→ **DESCRIPTION OF THE TASK**
Select each line where the word "субсидии" appears.
:::::
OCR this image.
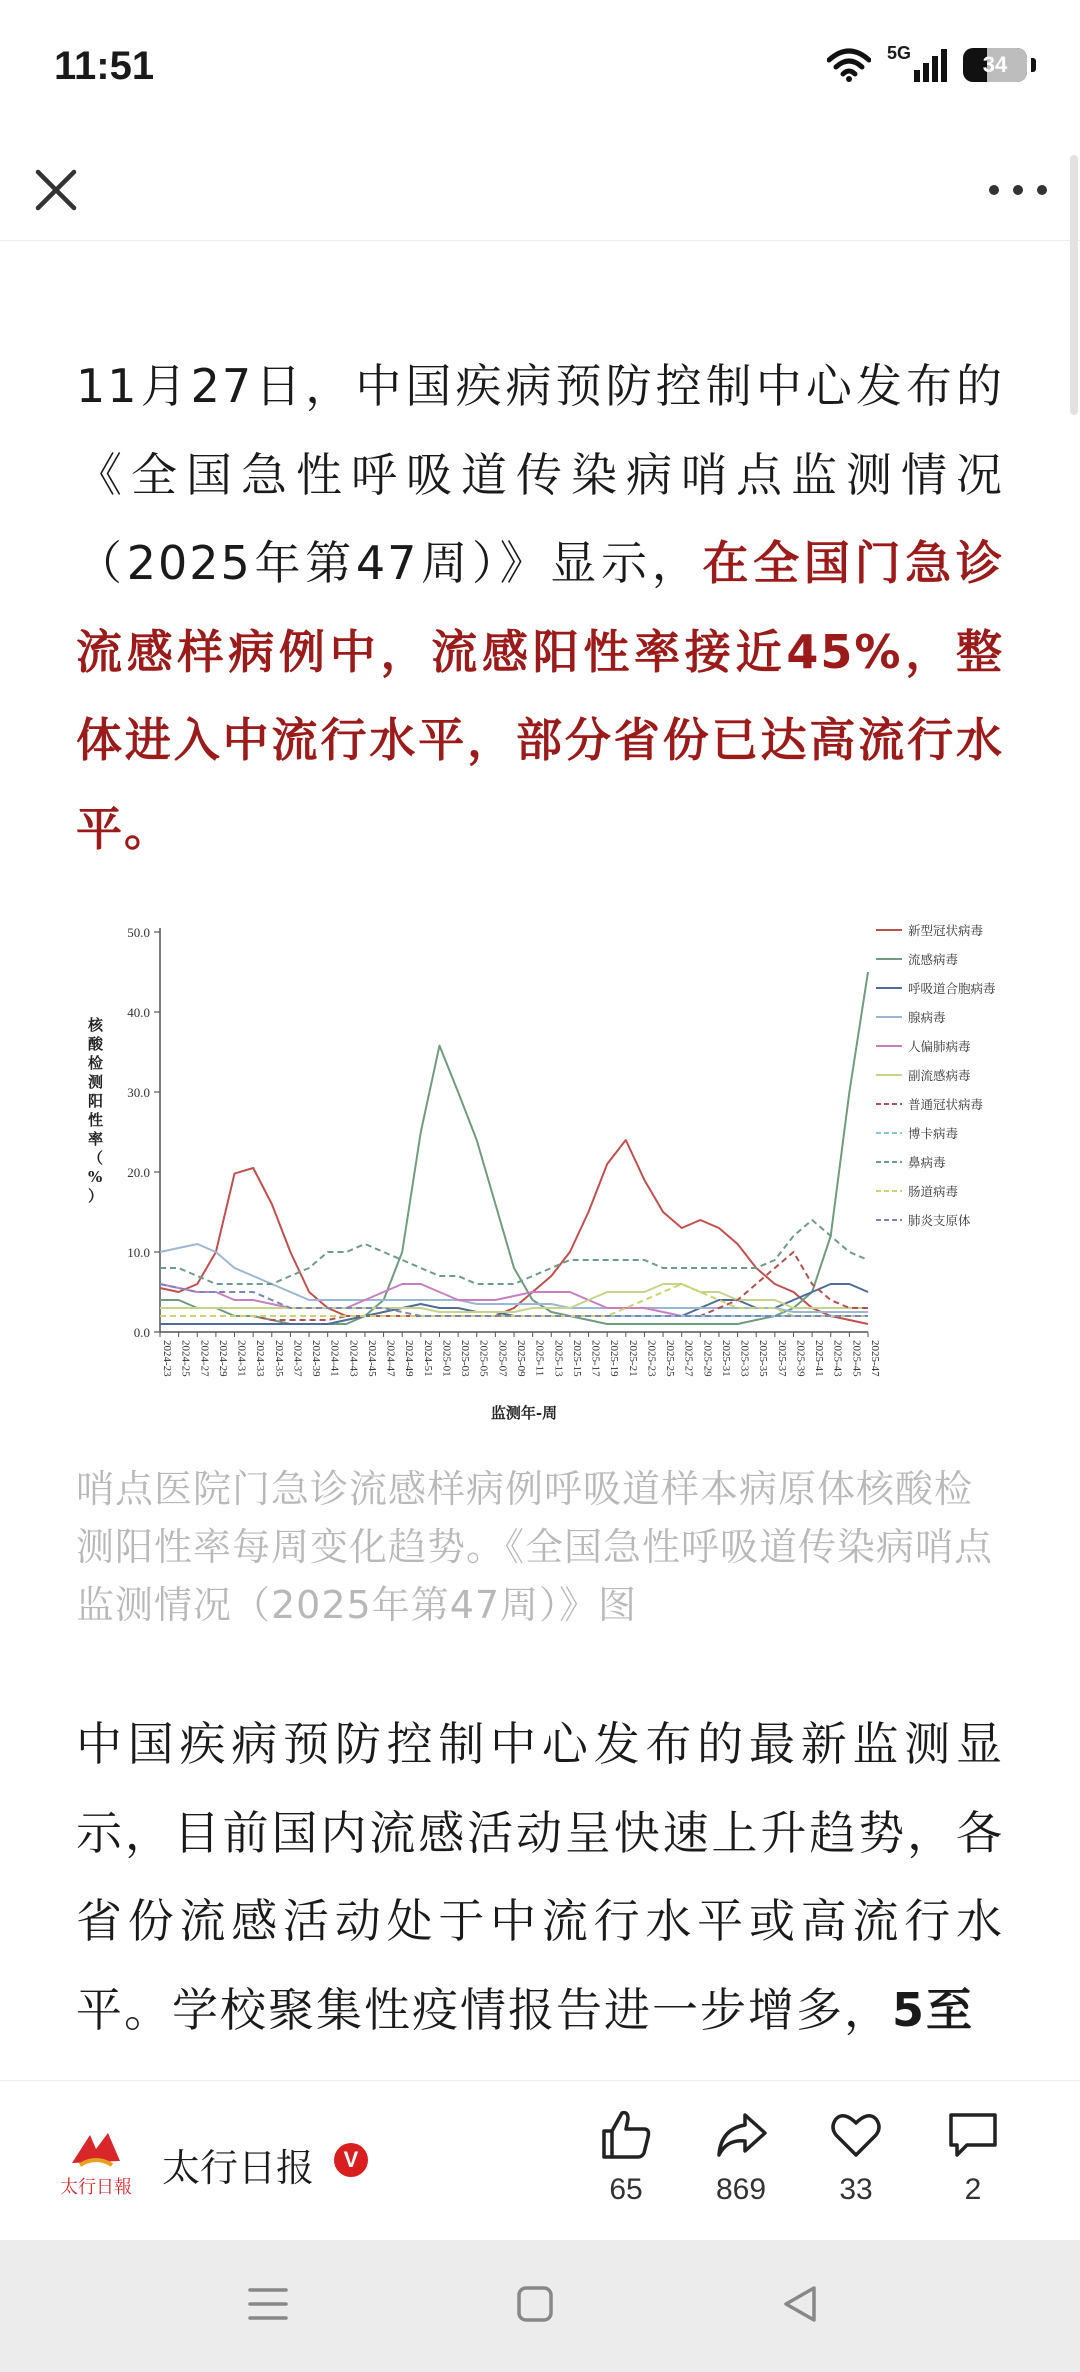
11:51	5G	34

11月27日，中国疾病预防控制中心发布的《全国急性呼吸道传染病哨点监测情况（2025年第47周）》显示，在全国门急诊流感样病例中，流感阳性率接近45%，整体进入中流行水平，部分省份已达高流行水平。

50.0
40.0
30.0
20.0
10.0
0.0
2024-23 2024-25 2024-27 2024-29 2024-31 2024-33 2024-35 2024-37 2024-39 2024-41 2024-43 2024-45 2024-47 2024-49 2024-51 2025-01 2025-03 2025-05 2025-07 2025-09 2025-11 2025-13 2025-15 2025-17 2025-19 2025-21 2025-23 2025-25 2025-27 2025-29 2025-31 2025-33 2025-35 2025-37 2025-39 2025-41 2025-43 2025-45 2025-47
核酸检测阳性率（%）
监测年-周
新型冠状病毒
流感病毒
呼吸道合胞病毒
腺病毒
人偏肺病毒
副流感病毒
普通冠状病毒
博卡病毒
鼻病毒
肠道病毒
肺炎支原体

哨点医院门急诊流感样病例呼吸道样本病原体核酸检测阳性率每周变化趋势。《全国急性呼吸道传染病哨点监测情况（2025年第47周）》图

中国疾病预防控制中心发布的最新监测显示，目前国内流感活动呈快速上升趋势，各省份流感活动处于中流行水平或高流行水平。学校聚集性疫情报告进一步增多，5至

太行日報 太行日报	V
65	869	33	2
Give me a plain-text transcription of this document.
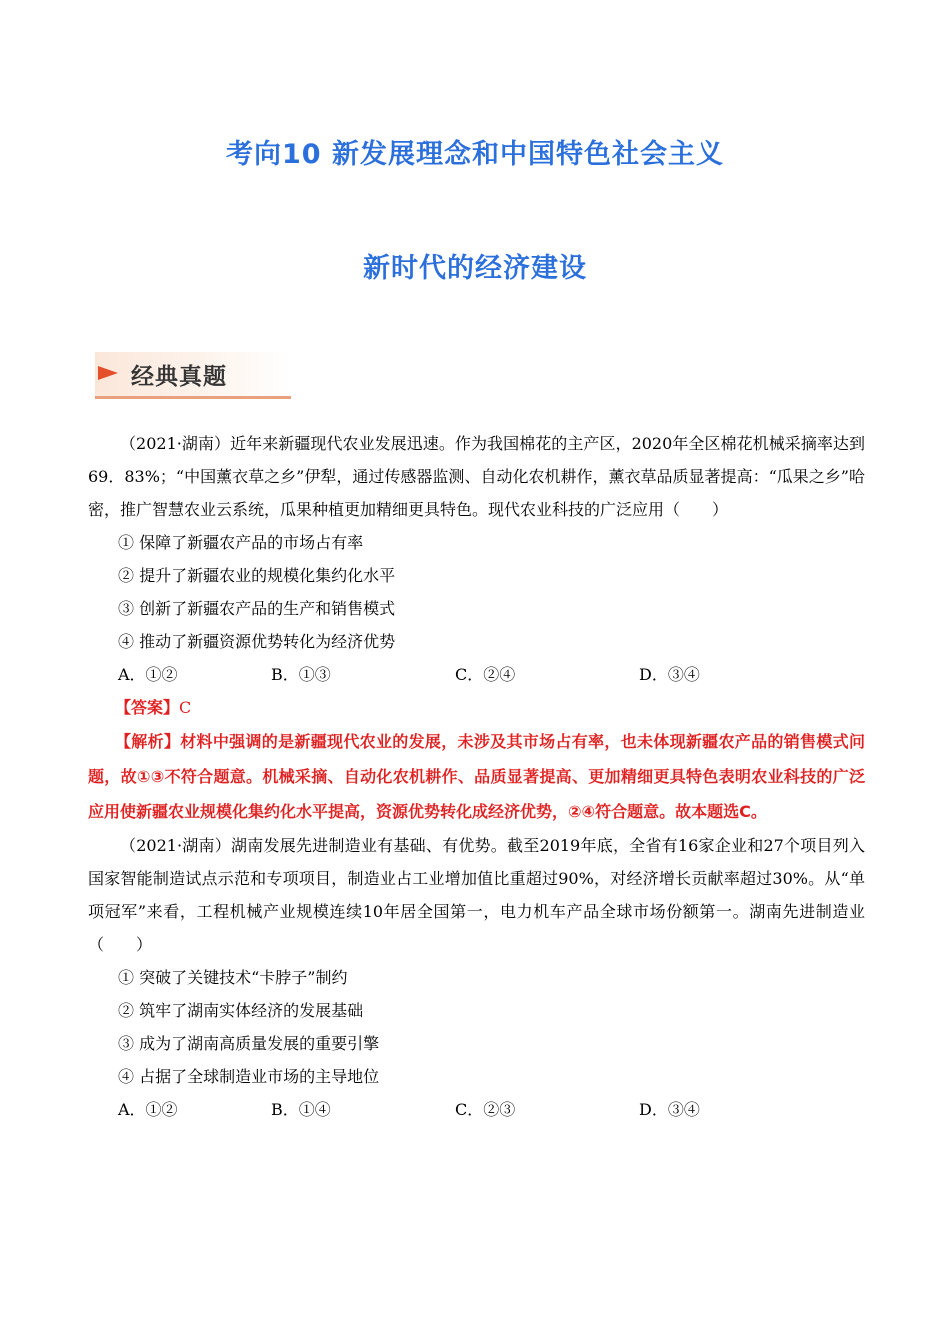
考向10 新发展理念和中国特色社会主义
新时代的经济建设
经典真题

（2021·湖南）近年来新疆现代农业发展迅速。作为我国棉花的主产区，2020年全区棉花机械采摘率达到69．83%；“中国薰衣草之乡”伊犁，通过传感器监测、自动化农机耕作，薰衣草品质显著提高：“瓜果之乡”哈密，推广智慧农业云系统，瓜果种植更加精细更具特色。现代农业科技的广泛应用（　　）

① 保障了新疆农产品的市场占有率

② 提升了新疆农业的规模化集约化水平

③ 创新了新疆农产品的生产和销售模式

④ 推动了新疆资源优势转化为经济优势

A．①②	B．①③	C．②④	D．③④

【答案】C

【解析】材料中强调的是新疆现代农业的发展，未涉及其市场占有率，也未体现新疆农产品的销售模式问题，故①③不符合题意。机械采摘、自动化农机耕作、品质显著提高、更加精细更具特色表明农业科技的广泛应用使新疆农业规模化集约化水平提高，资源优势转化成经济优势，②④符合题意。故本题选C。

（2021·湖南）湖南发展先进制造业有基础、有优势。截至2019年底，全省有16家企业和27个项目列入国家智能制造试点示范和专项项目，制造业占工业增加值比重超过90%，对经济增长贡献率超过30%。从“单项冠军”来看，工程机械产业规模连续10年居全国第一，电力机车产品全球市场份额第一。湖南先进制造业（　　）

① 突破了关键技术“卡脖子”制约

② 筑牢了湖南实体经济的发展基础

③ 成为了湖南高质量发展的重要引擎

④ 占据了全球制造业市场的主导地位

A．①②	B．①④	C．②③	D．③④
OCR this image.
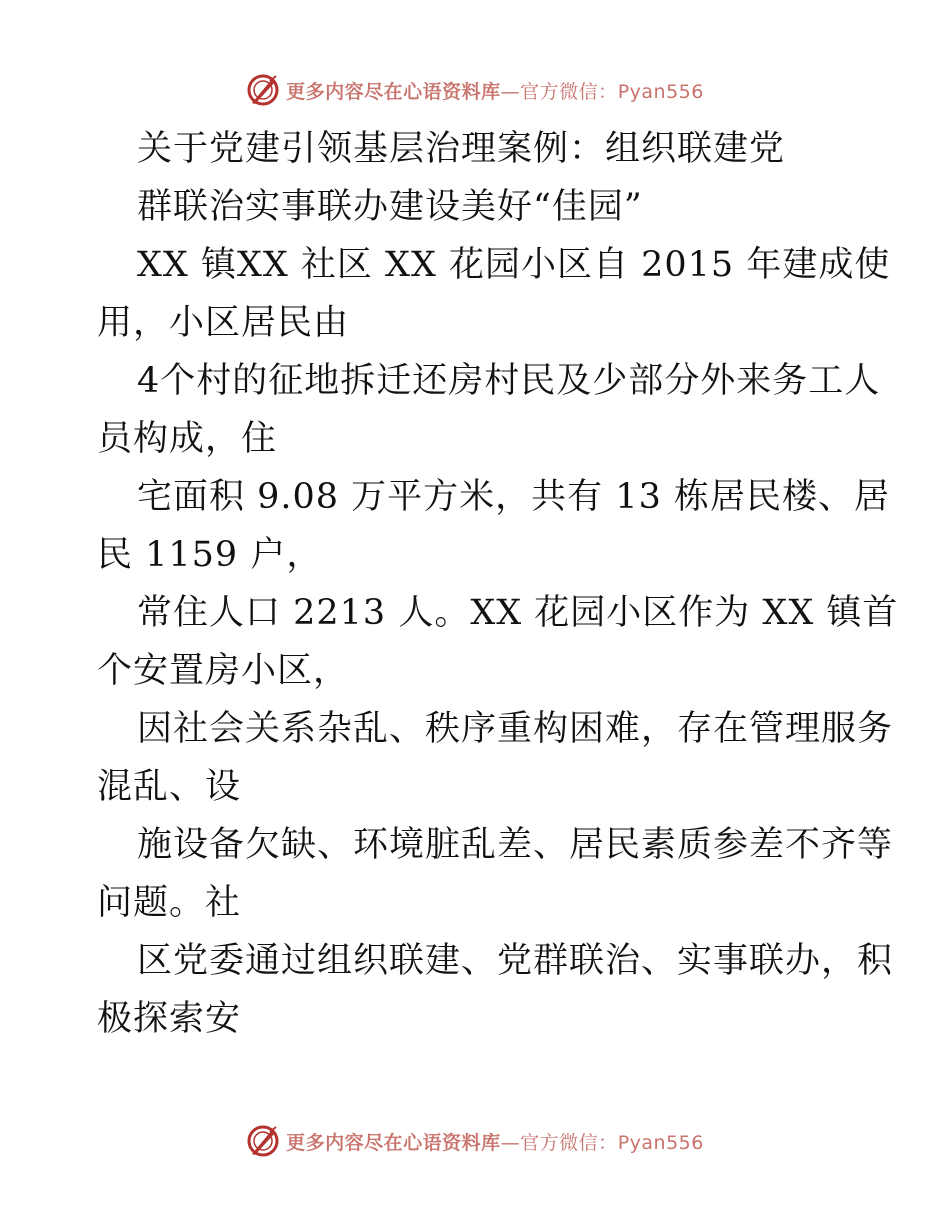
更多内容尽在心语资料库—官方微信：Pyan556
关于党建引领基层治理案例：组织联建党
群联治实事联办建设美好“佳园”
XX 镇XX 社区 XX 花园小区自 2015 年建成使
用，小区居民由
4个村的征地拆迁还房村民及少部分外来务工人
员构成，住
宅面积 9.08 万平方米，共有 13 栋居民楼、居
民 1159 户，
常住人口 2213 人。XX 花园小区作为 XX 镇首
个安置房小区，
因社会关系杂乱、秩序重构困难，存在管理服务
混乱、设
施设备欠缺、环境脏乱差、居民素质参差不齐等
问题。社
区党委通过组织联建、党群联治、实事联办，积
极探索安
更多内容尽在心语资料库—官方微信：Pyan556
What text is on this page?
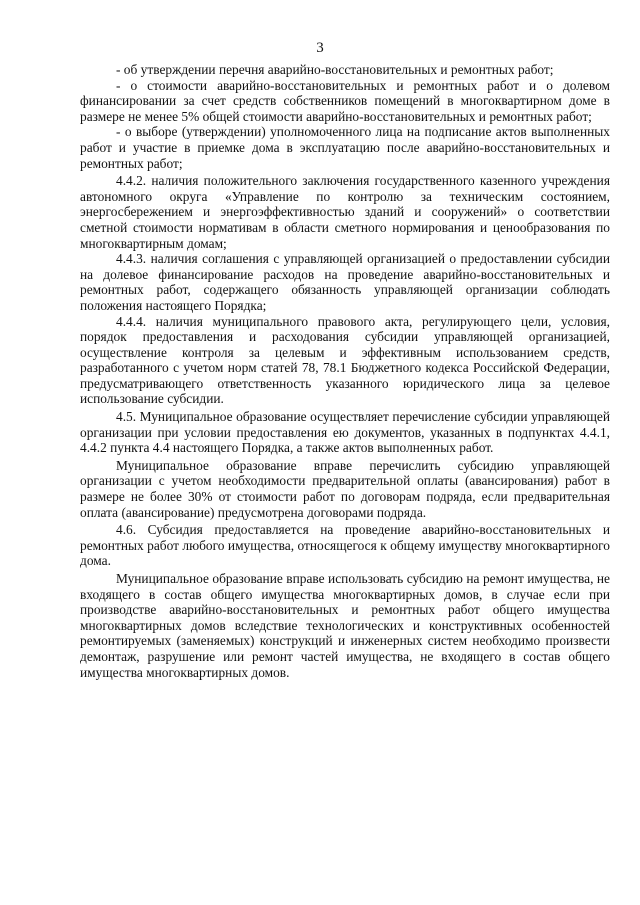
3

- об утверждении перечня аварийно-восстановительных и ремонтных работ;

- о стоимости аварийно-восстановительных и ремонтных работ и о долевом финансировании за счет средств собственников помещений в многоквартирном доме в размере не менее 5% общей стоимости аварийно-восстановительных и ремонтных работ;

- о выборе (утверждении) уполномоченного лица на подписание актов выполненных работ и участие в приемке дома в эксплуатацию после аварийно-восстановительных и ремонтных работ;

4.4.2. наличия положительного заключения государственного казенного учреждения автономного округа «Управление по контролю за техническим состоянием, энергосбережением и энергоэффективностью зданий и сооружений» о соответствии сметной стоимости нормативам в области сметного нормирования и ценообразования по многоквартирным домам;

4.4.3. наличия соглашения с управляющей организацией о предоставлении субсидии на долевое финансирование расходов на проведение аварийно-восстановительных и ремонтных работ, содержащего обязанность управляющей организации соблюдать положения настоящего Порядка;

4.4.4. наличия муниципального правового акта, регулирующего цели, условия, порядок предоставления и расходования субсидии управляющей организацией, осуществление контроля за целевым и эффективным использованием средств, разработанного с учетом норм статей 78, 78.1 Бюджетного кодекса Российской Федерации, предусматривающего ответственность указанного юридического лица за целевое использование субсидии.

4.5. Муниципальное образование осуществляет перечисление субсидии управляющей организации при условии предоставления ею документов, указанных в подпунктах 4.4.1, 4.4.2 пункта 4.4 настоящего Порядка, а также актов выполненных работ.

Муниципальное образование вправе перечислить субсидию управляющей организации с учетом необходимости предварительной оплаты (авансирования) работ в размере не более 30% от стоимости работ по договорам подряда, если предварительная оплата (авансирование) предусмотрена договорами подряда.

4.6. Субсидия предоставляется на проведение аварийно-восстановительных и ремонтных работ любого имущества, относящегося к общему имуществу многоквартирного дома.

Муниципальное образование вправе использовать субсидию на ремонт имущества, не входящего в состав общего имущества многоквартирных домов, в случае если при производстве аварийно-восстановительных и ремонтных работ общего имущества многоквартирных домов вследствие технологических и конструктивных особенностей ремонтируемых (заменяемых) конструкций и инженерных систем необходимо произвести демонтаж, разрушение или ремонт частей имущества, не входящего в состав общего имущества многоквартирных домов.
:::::
→ **REPLY**
4.4.3. наличия соглашения с управляющей организацией о предоставлении субсидии на долевое финансирование расходов на проведение аварийно-восстановительных и ремонтных работ, содержащего обязанность управляющей организации соблюдать положения настоящего Порядка;
4.4.4. наличия муниципального правового акта, регулирующего цели, условия, порядок предоставления и расходования субсидии управляющей организацией, осуществление контроля за целевым и эффективным использованием средств, разработанного с учетом норм статей 78, 78.1 Бюджетного кодекса Российской Федерации, предусматривающего ответственность указанного юридического лица за целевое использование субсидии.
4.5. Муниципальное образование осуществляет перечисление субсидии управляющей организации при условии предоставления ею документов, указанных в подпунктах 4.4.1, 4.4.2 пункта 4.4 настоящего Порядка, а также актов выполненных работ.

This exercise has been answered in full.